Each record below should be output verbatim, without pictures.

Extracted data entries

○ ○ ○ ○ ○ ○ ○

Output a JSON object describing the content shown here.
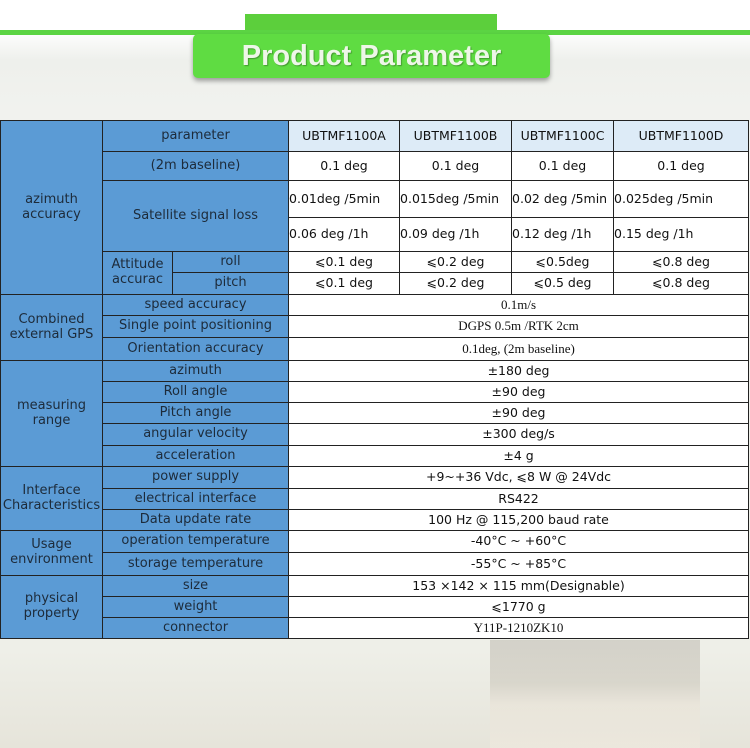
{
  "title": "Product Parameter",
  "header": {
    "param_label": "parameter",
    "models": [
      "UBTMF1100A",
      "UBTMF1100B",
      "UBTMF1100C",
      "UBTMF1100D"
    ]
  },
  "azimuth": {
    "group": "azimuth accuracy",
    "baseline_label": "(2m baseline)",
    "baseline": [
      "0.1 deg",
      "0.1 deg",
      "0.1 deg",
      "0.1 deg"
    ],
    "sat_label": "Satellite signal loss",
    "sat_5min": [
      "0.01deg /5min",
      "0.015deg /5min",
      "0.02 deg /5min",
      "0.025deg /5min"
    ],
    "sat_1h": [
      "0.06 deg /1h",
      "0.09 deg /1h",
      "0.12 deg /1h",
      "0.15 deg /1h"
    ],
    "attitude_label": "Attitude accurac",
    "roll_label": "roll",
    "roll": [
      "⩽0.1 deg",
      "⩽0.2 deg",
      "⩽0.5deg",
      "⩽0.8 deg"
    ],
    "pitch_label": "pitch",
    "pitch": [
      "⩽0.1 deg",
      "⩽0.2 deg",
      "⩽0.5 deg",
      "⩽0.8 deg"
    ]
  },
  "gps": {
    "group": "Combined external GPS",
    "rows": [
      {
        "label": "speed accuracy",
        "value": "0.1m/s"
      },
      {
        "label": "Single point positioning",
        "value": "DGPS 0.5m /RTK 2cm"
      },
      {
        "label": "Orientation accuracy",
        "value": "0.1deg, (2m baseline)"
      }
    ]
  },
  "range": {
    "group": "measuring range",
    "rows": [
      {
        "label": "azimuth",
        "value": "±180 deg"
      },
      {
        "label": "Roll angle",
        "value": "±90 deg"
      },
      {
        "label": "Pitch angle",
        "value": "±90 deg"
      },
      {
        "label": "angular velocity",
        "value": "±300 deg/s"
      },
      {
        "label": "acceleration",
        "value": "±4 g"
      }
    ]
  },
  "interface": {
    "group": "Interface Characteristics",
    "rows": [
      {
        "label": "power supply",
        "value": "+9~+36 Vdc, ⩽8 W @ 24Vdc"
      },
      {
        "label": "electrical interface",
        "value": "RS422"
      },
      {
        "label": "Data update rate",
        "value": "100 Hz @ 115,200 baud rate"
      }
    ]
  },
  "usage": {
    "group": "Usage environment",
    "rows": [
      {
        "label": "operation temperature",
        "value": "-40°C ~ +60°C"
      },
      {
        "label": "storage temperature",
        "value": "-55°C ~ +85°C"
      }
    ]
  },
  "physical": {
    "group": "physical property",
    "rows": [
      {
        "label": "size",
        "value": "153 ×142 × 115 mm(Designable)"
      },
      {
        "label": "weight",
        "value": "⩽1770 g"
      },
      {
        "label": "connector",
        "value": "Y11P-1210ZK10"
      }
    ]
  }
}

○ ○ ○ ○ ○ ○ ○

§ **Response to this exercise**:
Output a JSON object describing the content shown here.
{
  "title": "Product Parameter",
  "header": {
    "param_label": "parameter",
    "models": [
      "UBTMF1100A",
      "UBTMF1100B",
      "UBTMF1100C",
      "UBTMF1100D"
    ]
  },
  "azimuth": {
    "group": "azimuth accuracy",
    "baseline_label": "(2m baseline)",
    "baseline": [
      "0.1 deg",
      "0.1 deg",
      "0.1 deg",
      "0.1 deg"
    ],
    "sat_label": "Satellite signal loss",
    "sat_5min": [
      "0.01deg /5min",
      "0.015deg /5min",
      "0.02 deg /5min",
      "0.025deg /5min"
    ],
    "sat_1h": [
      "0.06 deg /1h",
      "0.09 deg /1h",
      "0.12 deg /1h",
      "0.15 deg /1h"
    ],
    "attitude_label": "Attitude accurac",
    "roll_label": "roll",
    "roll": [
      "⩽0.1 deg",
      "⩽0.2 deg",
      "⩽0.5deg",
      "⩽0.8 deg"
    ],
    "pitch_label": "pitch",
    "pitch": [
      "⩽0.1 deg",
      "⩽0.2 deg",
      "⩽0.5 deg",
      "⩽0.8 deg"
    ]
  },
  "gps": {
    "group": "Combined external GPS",
    "rows": [
      {
        "label": "speed accuracy",
        "value": "0.1m/s"
      },
      {
        "label": "Single point positioning",
        "value": "DGPS 0.5m /RTK 2cm"
      },
      {
        "label": "Orientation accuracy",
        "value": "0.1deg, (2m baseline)"
      }
    ]
  },
  "range": {
    "group": "measuring range",
    "rows": [
      {
        "label": "azimuth",
        "value": "±180 deg"
      },
      {
        "label": "Roll angle",
        "value": "±90 deg"
      },
      {
        "label": "Pitch angle",
        "value": "±90 deg"
      },
      {
        "label": "angular velocity",
        "value": "±300 deg/s"
      },
      {
        "label": "acceleration",
        "value": "±4 g"
      }
    ]
  },
  "interface": {
    "group": "Interface Characteristics",
    "rows": [
      {
        "label": "power supply",
        "value": "+9~+36 Vdc, ⩽8 W @ 24Vdc"
      },
      {
        "label": "electrical interface",
        "value": "RS422"
      },
      {
        "label": "Data update rate",
        "value": "100 Hz @ 115,200 baud rate"
      }
    ]
  },
  "usage": {
    "group": "Usage environment",
    "rows": [
      {
        "label": "operation temperature",
        "value": "-40°C ~ +60°C"
      },
      {
        "label": "storage temperature",
        "value": "-55°C ~ +85°C"
      }
    ]
  },
  "physical": {
    "group": "physical property",
    "rows": [
      {
        "label": "size",
        "value": "153 ×142 × 115 mm(Designable)"
      },
      {
        "label": "weight",
        "value": "⩽1770 g"
      },
      {
        "label": "connector",
        "value": "Y11P-1210ZK10"
      }
    ]
  }
}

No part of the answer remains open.